» Bacaan
==============================
Sebuah Catatan Tentang Kampus Merdeka-nya Mas Menteri

Belum lama ini channel youtube Kementerian Pendidikan dan Kebudayaan meluncurkan video baru, yaitu presentasi Menteri Nadiem Makarim tentang Kampus Merdeka. Bagi saya, Kementerian Pendidikan dan Kebudayaan adalah kementerian paling penting dari semua kementerian yang ada. Selain karena duitnya banyak, mereka adalah Kementerian yang mengatur masa depan kita. Bagi saya, sebuah bangsa hanya akan menjadi sebesar apa yang mereka ajarkan ke anak-anaknya. Anak-anak ini adalah masa depan kita. Oleh karena itu, ketika Jokowi mengumumkan nama Nadiem sebagai Mendikbud, saya lumayan excited.

Nih pidionya

Sepertinya kampus merdeka mendapatkan penerimaan yang sengit dari banyak kalangan. Banyak kalangan masyarakat menganggap kebijakan ini terlalu pro pengusaha, menawarkan buruh murah, tidak pro mahasiswa. Para dosen mengeluhkan program Nadiem yang dari permukaan tampak terlalu berat di praktik, padahal akademik adalah soal berpikir kritis, logis, setia kepada rumpun ilmu, tanpa boleh dikotori dengan kapitalisme.
==============================
» Cuplikan Daftar

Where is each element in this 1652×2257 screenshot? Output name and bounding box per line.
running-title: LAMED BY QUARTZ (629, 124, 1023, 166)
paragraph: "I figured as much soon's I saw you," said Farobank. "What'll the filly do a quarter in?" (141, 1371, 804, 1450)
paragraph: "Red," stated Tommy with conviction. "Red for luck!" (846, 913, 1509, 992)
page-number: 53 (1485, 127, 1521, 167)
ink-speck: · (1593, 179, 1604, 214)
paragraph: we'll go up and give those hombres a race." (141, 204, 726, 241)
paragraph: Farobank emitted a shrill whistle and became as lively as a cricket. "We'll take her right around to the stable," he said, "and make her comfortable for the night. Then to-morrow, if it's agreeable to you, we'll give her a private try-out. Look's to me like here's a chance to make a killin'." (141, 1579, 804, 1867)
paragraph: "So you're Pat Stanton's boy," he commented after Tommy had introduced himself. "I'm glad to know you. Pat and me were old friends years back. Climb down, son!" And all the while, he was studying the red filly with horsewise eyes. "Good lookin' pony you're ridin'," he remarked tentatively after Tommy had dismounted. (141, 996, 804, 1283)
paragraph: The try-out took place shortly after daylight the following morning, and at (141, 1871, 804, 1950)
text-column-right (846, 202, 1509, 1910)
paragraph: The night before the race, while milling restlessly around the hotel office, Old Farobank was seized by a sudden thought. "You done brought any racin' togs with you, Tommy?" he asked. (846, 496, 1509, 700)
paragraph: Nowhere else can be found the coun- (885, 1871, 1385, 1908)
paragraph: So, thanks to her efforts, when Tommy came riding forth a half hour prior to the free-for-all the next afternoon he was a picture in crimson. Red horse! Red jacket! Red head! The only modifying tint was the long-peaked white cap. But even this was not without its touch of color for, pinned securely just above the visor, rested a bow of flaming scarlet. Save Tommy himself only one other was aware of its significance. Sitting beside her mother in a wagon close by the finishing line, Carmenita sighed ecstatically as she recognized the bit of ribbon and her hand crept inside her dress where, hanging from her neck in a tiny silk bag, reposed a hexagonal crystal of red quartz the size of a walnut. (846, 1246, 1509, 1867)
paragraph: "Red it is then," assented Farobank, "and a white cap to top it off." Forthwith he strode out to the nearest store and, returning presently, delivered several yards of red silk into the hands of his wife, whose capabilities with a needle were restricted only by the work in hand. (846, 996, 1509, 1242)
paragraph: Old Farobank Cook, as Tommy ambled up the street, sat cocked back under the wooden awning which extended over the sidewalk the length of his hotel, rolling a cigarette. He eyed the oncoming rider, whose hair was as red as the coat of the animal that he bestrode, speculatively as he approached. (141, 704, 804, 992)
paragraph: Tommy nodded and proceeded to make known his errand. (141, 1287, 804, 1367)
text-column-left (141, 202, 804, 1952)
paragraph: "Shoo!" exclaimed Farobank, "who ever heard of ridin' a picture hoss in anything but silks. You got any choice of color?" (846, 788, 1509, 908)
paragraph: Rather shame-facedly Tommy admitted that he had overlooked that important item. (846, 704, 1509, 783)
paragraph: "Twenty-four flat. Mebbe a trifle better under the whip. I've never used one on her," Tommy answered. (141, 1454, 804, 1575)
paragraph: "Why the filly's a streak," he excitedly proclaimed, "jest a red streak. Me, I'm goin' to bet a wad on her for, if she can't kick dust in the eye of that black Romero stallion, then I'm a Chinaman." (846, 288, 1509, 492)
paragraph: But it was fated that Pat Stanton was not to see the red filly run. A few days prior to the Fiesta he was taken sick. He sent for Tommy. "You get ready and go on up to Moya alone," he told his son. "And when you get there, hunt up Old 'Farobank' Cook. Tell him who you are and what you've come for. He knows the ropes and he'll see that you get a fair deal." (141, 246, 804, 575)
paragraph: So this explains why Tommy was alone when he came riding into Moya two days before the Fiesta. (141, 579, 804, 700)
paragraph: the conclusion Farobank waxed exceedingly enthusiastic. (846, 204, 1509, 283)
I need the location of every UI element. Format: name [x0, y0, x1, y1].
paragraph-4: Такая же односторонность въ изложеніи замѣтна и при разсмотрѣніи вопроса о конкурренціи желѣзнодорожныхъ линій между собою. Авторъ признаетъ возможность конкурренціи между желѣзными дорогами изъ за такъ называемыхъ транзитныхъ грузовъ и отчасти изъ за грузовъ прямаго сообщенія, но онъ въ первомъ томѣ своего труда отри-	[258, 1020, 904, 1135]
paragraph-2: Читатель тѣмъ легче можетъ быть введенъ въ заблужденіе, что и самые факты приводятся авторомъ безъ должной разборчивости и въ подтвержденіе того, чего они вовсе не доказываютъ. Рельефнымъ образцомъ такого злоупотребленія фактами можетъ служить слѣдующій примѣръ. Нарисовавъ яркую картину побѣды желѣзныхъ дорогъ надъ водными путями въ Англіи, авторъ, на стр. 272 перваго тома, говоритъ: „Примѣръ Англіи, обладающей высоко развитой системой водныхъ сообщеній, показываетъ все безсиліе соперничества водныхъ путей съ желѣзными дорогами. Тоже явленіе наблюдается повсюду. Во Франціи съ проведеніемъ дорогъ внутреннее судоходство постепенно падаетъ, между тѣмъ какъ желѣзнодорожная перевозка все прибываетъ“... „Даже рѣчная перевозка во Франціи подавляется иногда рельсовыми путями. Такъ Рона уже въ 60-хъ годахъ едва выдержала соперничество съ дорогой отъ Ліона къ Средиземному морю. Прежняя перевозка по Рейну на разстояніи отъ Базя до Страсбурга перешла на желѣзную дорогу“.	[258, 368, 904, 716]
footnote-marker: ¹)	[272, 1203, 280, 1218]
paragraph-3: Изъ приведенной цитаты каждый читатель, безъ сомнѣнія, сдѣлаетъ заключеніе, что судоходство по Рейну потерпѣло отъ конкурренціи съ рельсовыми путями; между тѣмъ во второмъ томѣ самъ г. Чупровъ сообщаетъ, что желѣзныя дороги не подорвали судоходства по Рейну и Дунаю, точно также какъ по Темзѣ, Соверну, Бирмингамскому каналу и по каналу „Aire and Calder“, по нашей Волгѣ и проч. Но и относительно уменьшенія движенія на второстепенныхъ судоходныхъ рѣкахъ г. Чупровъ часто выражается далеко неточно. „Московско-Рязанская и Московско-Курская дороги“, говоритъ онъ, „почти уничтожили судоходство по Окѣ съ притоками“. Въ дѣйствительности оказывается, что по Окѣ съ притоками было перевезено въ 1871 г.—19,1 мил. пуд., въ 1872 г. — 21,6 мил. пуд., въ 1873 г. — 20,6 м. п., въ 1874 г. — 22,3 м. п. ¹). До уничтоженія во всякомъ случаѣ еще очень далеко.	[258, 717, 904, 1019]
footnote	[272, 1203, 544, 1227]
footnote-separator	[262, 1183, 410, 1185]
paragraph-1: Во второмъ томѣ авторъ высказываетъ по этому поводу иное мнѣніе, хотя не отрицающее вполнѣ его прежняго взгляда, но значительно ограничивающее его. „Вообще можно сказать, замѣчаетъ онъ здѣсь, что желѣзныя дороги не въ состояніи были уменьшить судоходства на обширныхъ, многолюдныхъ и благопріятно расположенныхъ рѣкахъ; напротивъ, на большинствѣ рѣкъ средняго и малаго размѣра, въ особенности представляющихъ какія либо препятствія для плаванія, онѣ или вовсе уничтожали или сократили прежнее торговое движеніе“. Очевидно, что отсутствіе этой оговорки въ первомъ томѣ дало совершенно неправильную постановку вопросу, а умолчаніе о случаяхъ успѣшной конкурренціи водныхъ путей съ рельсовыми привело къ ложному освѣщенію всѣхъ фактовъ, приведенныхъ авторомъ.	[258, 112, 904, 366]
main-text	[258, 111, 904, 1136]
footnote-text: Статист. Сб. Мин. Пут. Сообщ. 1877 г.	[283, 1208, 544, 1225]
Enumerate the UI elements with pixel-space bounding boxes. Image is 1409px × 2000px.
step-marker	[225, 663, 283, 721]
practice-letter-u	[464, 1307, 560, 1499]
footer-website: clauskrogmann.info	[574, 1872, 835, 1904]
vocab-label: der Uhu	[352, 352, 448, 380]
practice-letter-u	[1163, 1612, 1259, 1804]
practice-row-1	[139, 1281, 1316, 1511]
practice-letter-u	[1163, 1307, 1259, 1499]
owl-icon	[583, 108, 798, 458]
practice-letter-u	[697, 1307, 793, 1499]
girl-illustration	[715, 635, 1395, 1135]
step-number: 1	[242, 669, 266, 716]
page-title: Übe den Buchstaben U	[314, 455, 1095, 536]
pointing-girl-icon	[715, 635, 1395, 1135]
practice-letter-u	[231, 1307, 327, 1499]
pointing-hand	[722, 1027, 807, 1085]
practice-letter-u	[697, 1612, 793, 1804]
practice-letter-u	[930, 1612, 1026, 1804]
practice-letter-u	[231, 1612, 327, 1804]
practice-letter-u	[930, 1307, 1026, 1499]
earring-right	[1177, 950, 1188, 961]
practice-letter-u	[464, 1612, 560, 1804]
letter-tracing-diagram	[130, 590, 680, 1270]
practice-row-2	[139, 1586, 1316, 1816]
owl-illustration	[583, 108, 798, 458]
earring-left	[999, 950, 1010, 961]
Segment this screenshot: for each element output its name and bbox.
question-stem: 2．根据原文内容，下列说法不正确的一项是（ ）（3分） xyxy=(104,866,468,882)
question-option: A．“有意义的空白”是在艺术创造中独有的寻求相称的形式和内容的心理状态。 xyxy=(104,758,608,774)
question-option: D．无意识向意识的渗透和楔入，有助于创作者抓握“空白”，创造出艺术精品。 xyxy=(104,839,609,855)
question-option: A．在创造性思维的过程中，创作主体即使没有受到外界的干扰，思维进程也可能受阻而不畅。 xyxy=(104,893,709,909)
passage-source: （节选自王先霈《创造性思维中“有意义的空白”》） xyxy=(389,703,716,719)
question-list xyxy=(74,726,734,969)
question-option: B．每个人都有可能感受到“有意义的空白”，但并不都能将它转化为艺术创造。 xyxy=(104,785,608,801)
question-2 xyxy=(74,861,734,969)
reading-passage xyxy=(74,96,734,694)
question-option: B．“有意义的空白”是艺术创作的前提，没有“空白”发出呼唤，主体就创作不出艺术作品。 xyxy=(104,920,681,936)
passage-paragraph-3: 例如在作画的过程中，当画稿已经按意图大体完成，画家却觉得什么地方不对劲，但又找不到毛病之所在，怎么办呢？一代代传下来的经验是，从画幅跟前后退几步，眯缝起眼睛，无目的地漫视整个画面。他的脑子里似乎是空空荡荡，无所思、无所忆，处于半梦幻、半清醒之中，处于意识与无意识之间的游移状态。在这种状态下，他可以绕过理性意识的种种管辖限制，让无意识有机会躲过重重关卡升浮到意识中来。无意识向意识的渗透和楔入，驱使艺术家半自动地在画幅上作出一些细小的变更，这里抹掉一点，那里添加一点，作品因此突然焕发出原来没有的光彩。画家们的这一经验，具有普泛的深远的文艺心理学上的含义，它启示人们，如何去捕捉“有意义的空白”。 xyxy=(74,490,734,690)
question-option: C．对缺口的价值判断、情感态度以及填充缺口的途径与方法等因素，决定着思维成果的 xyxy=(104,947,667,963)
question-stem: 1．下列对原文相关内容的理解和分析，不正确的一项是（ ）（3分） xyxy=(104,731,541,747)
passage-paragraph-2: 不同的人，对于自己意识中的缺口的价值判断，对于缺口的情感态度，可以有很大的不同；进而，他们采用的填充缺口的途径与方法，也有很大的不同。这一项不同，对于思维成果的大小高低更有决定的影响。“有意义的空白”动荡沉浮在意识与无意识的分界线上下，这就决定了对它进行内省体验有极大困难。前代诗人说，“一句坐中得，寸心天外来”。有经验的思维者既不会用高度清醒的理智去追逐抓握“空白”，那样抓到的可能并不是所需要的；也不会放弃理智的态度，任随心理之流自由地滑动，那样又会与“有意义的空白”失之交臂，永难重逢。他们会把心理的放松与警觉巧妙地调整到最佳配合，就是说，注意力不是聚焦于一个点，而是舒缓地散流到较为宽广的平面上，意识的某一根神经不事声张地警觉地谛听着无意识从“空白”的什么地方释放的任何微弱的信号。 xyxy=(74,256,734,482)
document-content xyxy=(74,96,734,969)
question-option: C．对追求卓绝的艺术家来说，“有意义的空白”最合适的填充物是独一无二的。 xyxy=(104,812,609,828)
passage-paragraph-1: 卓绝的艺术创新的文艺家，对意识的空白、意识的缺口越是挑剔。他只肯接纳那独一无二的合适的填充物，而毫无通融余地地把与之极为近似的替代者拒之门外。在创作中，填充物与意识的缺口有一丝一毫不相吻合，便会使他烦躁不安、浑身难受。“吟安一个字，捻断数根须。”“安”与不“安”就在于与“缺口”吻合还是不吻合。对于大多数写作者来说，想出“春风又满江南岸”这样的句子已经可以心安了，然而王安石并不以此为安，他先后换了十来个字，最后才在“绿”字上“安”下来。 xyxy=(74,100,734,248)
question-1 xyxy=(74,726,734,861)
==============================
» Soal Latihan
A – Menurut bacaan, kanal YouTube siapa yang merilis video presentasi Nadiem Makarim tentang Kampus Merdeka?
B – Susun baris-baris daftar menjadi urutan bernomor, dimulai dari awal daftar dan berakhir pada baris yang memuat "paragraph: Farobank emitted". Kedua batas disertakan, baris kosong dihilangkan, dan baris lain di luar rentang itu tidak dimasukkan.

» Jawaban Per Soal
A – Kanal YouTube Kementerian Pendidikan dan Kebudayaan.

B –
1. Where is each element in this 1652×2257 screenshot? Output name and bounding box per line.
2. running-title: LAMED BY QUARTZ (629, 124, 1023, 166)
3. paragraph: "I figured as much soon's I saw you," said Farobank. "What'll the filly do a quarter in?" (141, 1371, 804, 1450)
4. paragraph: "Red," stated Tommy with conviction. "Red for luck!" (846, 913, 1509, 992)
5. page-number: 53 (1485, 127, 1521, 167)
6. ink-speck: · (1593, 179, 1604, 214)
7. paragraph: we'll go up and give those hombres a race." (141, 204, 726, 241)
8. paragraph: Farobank emitted a shrill whistle and became as lively as a cricket. "We'll take her right around to the stable," he said, "and make her comfortable for the night. Then to-morrow, if it's agreeable to you, we'll give her a private try-out. Look's to me like here's a chance to make a killin'." (141, 1579, 804, 1867)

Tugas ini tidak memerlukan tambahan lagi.